<<<<
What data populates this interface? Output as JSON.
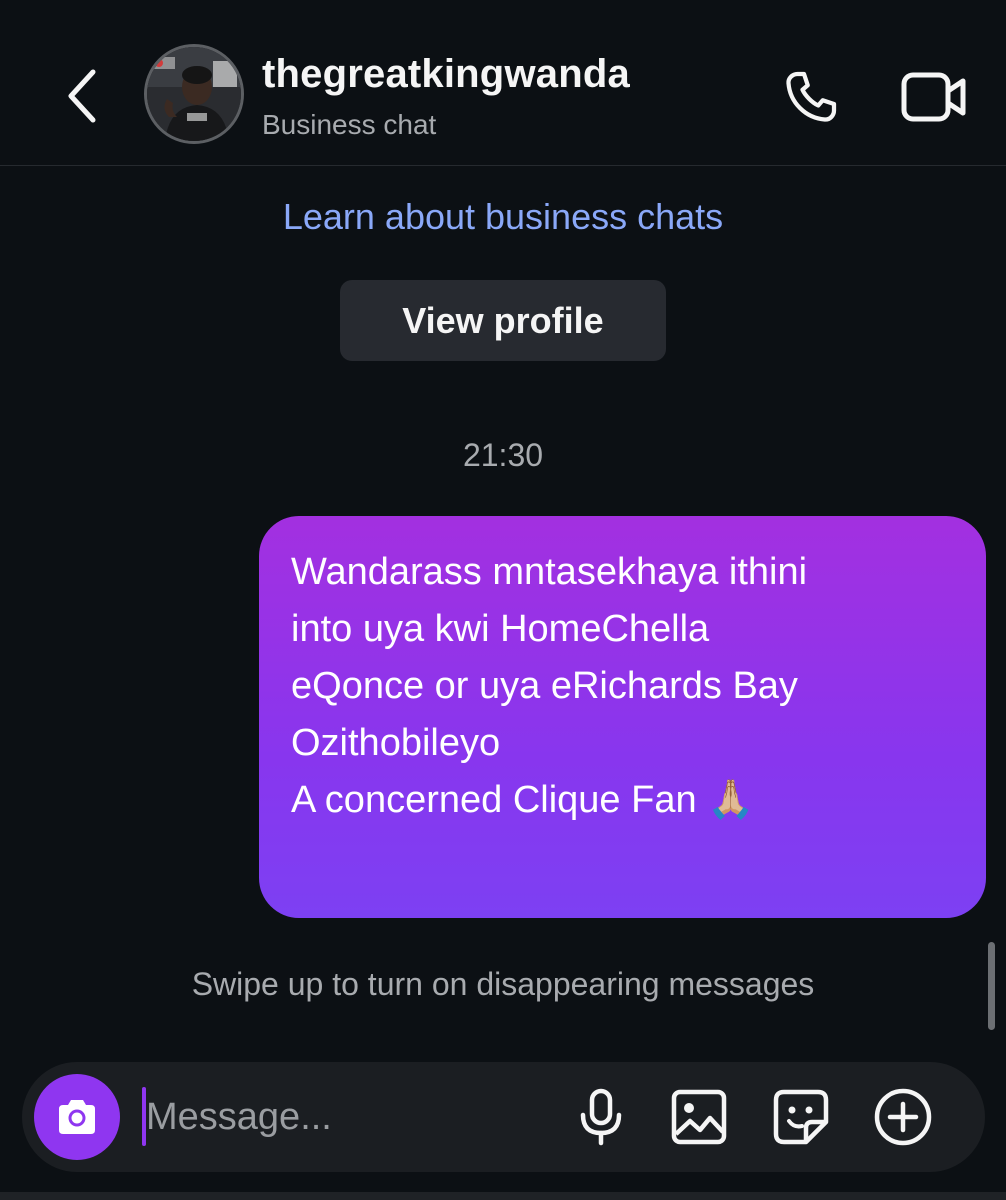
{
  "header": {
    "title": "thegreatkingwanda",
    "subtitle": "Business chat",
    "back_icon": "chevron-left-icon",
    "call_icon": "phone-icon",
    "video_icon": "video-camera-icon"
  },
  "chat": {
    "learn_link": "Learn about business chats",
    "view_profile_label": "View profile",
    "timestamp": "21:30",
    "messages": [
      {
        "direction": "outgoing",
        "lines": [
          "Wandarass mntasekhaya ithini",
          "into uya kwi HomeChella",
          "eQonce or uya eRichards Bay",
          "",
          "Ozithobileyo",
          "A concerned Clique Fan 🙏🏼"
        ]
      }
    ],
    "disappearing_hint": "Swipe up to turn on disappearing messages"
  },
  "composer": {
    "placeholder": "Message...",
    "camera_icon": "camera-icon",
    "mic_icon": "microphone-icon",
    "gallery_icon": "image-icon",
    "sticker_icon": "sticker-icon",
    "add_icon": "plus-circle-icon"
  },
  "colors": {
    "background": "#0c1014",
    "bubble_gradient_top": "#a330e0",
    "bubble_gradient_bottom": "#7d40f3",
    "link": "#8aa8f8",
    "accent": "#8f36f0"
  }
}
>>>>
**Problem details**
Using the listing, collect all lines in which the string "icon" is found.

**Answer to the exercise**
    "back_icon": "chevron-left-icon",
    "call_icon": "phone-icon",
    "video_icon": "video-camera-icon"
    "camera_icon": "camera-icon",
    "mic_icon": "microphone-icon",
    "gallery_icon": "image-icon",
    "sticker_icon": "sticker-icon",
    "add_icon": "plus-circle-icon"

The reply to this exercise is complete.